╭─ SUPPLIED MATERIAL

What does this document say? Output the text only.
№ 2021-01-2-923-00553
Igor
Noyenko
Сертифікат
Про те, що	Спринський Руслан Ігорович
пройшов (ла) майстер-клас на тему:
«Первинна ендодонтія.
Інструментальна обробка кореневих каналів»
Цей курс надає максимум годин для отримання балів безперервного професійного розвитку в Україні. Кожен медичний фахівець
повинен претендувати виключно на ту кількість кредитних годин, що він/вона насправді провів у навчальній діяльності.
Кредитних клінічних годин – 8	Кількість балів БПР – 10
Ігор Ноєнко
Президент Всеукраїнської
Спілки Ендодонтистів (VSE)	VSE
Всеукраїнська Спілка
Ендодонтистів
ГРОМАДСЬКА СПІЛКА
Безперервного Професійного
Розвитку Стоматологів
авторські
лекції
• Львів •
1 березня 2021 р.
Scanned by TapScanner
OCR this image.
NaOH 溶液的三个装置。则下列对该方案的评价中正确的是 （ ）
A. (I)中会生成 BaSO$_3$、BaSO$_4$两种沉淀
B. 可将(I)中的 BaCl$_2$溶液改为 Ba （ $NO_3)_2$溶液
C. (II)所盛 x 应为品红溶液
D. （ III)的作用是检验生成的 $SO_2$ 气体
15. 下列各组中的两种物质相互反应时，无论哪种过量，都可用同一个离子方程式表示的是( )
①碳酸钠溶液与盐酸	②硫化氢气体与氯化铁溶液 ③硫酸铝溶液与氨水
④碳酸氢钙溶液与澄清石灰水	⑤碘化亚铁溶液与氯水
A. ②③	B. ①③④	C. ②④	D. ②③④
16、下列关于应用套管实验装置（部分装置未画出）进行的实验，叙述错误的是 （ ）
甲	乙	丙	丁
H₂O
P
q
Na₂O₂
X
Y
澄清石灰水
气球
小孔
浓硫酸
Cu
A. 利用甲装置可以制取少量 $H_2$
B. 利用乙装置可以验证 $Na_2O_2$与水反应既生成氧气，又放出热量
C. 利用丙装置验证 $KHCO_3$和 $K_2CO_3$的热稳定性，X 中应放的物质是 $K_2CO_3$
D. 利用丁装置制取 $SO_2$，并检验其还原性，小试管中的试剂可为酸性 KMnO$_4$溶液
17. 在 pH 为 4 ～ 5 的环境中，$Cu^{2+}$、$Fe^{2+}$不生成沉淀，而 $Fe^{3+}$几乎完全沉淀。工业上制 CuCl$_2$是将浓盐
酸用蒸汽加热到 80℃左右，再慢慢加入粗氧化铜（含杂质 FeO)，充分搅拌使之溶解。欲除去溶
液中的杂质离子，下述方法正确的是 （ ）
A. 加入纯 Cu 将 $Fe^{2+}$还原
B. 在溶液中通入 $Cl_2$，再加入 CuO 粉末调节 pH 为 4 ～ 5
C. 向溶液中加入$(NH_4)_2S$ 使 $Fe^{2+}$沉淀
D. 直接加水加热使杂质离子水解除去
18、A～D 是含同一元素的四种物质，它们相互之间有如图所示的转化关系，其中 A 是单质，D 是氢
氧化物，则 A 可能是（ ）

╰─

• _TASK INSTRUCTIONS_
Go through the listing above and restate it word for word.

• _SOLUTION TO THIS EXERCISE_
What does this document say? Output the text only.
№ 2021-01-2-923-00553
Igor
Noyenko
Сертифікат
Про те, що	Спринський Руслан Ігорович
пройшов (ла) майстер-клас на тему:
«Первинна ендодонтія.
Інструментальна обробка кореневих каналів»
Цей курс надає максимум годин для отримання балів безперервного професійного розвитку в Україні. Кожен медичний фахівець
повинен претендувати виключно на ту кількість кредитних годин, що він/вона насправді провів у навчальній діяльності.
Кредитних клінічних годин – 8	Кількість балів БПР – 10
Ігор Ноєнко
Президент Всеукраїнської
Спілки Ендодонтистів (VSE)	VSE
Всеукраїнська Спілка
Ендодонтистів
ГРОМАДСЬКА СПІЛКА
Безперервного Професійного
Розвитку Стоматологів
авторські
лекції
• Львів •
1 березня 2021 р.
Scanned by TapScanner
OCR this image.
NaOH 溶液的三个装置。则下列对该方案的评价中正确的是 （ ）
A. (I)中会生成 BaSO$_3$、BaSO$_4$两种沉淀
B. 可将(I)中的 BaCl$_2$溶液改为 Ba （ $NO_3)_2$溶液
C. (II)所盛 x 应为品红溶液
D. （ III)的作用是检验生成的 $SO_2$ 气体
15. 下列各组中的两种物质相互反应时，无论哪种过量，都可用同一个离子方程式表示的是( )
①碳酸钠溶液与盐酸	②硫化氢气体与氯化铁溶液 ③硫酸铝溶液与氨水
④碳酸氢钙溶液与澄清石灰水	⑤碘化亚铁溶液与氯水
A. ②③	B. ①③④	C. ②④	D. ②③④
16、下列关于应用套管实验装置（部分装置未画出）进行的实验，叙述错误的是 （ ）
甲	乙	丙	丁
H₂O
P
q
Na₂O₂
X
Y
澄清石灰水
气球
小孔
浓硫酸
Cu
A. 利用甲装置可以制取少量 $H_2$
B. 利用乙装置可以验证 $Na_2O_2$与水反应既生成氧气，又放出热量
C. 利用丙装置验证 $KHCO_3$和 $K_2CO_3$的热稳定性，X 中应放的物质是 $K_2CO_3$
D. 利用丁装置制取 $SO_2$，并检验其还原性，小试管中的试剂可为酸性 KMnO$_4$溶液
17. 在 pH 为 4 ～ 5 的环境中，$Cu^{2+}$、$Fe^{2+}$不生成沉淀，而 $Fe^{3+}$几乎完全沉淀。工业上制 CuCl$_2$是将浓盐
酸用蒸汽加热到 80℃左右，再慢慢加入粗氧化铜（含杂质 FeO)，充分搅拌使之溶解。欲除去溶
液中的杂质离子，下述方法正确的是 （ ）
A. 加入纯 Cu 将 $Fe^{2+}$还原
B. 在溶液中通入 $Cl_2$，再加入 CuO 粉末调节 pH 为 4 ～ 5
C. 向溶液中加入$(NH_4)_2S$ 使 $Fe^{2+}$沉淀
D. 直接加水加热使杂质离子水解除去
18、A～D 是含同一元素的四种物质，它们相互之间有如图所示的转化关系，其中 A 是单质，D 是氢
氧化物，则 A 可能是（ ）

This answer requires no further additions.